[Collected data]
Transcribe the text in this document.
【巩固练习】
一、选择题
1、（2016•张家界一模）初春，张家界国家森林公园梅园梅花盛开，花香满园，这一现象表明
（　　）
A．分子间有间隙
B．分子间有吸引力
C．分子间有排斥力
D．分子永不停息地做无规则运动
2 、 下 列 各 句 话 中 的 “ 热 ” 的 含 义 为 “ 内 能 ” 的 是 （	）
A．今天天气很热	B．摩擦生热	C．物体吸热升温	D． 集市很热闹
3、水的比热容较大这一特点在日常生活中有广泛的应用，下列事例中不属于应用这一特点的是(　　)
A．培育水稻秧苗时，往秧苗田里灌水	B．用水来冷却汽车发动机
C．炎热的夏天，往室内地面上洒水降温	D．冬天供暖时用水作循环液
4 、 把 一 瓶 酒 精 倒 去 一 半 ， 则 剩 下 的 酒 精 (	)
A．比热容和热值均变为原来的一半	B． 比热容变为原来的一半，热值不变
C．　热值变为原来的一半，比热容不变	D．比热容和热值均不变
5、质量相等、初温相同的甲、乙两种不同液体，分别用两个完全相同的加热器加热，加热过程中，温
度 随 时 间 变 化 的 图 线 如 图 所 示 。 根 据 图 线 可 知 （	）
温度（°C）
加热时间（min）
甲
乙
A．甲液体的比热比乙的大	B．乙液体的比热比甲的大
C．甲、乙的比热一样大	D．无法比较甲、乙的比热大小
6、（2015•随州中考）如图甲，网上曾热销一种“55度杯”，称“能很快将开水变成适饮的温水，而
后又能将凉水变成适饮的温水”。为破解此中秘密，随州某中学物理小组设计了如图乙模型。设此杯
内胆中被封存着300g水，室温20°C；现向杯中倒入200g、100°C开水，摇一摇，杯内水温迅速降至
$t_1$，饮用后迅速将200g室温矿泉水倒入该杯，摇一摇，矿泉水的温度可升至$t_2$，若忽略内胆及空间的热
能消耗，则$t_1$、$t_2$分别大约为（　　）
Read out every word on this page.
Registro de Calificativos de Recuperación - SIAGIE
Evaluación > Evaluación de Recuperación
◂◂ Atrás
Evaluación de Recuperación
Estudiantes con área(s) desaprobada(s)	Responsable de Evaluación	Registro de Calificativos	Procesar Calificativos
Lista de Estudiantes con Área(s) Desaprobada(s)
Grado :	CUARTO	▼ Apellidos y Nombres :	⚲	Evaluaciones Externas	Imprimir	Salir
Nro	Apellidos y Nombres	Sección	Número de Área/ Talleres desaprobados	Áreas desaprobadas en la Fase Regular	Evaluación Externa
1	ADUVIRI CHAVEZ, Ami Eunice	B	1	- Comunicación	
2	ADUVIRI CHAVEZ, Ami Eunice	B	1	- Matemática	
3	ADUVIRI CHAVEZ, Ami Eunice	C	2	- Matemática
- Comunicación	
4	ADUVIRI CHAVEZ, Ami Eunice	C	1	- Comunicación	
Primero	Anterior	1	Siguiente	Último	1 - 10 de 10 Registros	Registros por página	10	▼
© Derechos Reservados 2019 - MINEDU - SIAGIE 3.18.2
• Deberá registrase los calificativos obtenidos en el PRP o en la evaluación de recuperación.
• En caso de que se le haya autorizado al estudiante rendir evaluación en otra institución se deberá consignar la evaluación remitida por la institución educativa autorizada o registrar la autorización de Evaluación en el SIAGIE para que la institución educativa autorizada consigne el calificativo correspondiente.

**Task goal**
Using the entries above, return each line in which the word "this" occurs.

**The output**
Transcribe the text in this document.
Read out every word on this page.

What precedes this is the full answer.